- **EXERCISE INSTRUCTIONS**
Extract every line where the string "массы" appears.

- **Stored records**
......

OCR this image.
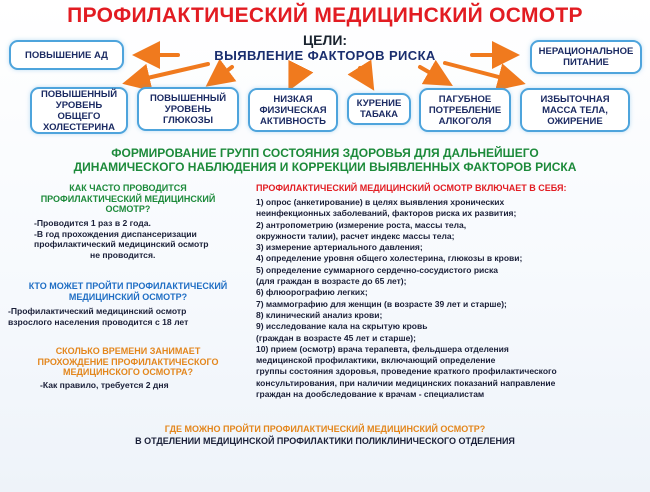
ПРОФИЛАКТИЧЕСКИЙ МЕДИЦИНСКИЙ ОСМОТР
ЦЕЛИ:
ВЫЯВЛЕНИЕ ФАКТОРОВ РИСКА
ПОВЫШЕНИЕ АД	НЕРАЦИОНАЛЬНОЕ ПИТАНИЕ
ПОВЫШЕННЫЙ УРОВЕНЬ ОБЩЕГО ХОЛЕСТЕРИНА
ПОВЫШЕННЫЙ УРОВЕНЬ ГЛЮКОЗЫ
НИЗКАЯ ФИЗИЧЕСКАЯ АКТИВНОСТЬ
КУРЕНИЕ ТАБАКА
ПАГУБНОЕ ПОТРЕБЛЕНИЕ АЛКОГОЛЯ
ИЗБЫТОЧНАЯ МАССА ТЕЛА, ОЖИРЕНИЕ
ФОРМИРОВАНИЕ ГРУПП СОСТОЯНИЯ ЗДОРОВЬЯ ДЛЯ ДАЛЬНЕЙШЕГО
ДИНАМИЧЕСКОГО НАБЛЮДЕНИЯ И КОРРЕКЦИИ ВЫЯВЛЕННЫХ ФАКТОРОВ РИСКА
КАК ЧАСТО ПРОВОДИТСЯ
ПРОФИЛАКТИЧЕСКИЙ МЕДИЦИНСКИЙ
ОСМОТР?
-Проводится 1 раз в 2 года.
-В год прохождения диспансеризации
профилактический медицинский осмотр
не проводится.
КТО МОЖЕТ ПРОЙТИ ПРОФИЛАКТИЧЕСКИЙ
МЕДИЦИНСКИЙ ОСМОТР?
-Профилактический медицинский осмотр
взрослого населения проводится с 18 лет
СКОЛЬКО ВРЕМЕНИ ЗАНИМАЕТ
ПРОХОЖДЕНИЕ ПРОФИЛАКТИЧЕСКОГО
МЕДИЦИНСКОГО ОСМОТРА?
-Как правило, требуется 2 дня
ПРОФИЛАКТИЧЕСКИЙ МЕДИЦИНСКИЙ ОСМОТР ВКЛЮЧАЕТ В СЕБЯ:
1) опрос (анкетирование) в целях выявления хронических
неинфекционных заболеваний, факторов риска их развития;
2) антропометрию (измерение роста, массы тела,
окружности талии), расчет индекс массы тела;
3) измерение артериального давления;
4) определение уровня общего холестерина, глюкозы в крови;
5) определение суммарного сердечно-сосудистого риска
(для граждан в возрасте до 65 лет);
6) флюорографию легких;
7) маммографию для женщин (в возрасте 39 лет и старше);
8) клинический анализ крови;
9) исследование кала на скрытую кровь
(граждан в возрасте 45 лет и старше);
10) прием (осмотр) врача терапевта, фельдшера отделения
медицинской профилактики, включающий определение
группы состояния здоровья, проведение краткого профилактического
консультирования, при наличии медицинских показаний направление
граждан на дообследование к врачам - специалистам
ГДЕ МОЖНО ПРОЙТИ ПРОФИЛАКТИЧЕСКИЙ МЕДИЦИНСКИЙ ОСМОТР?
В ОТДЕЛЕНИИ МЕДИЦИНСКОЙ ПРОФИЛАКТИКИ ПОЛИКЛИНИЧЕСКОГО ОТДЕЛЕНИЯ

......

- **COMPLETED EXERCISE**
2) антропометрию (измерение роста, массы тела,
окружности талии), расчет индекс массы тела;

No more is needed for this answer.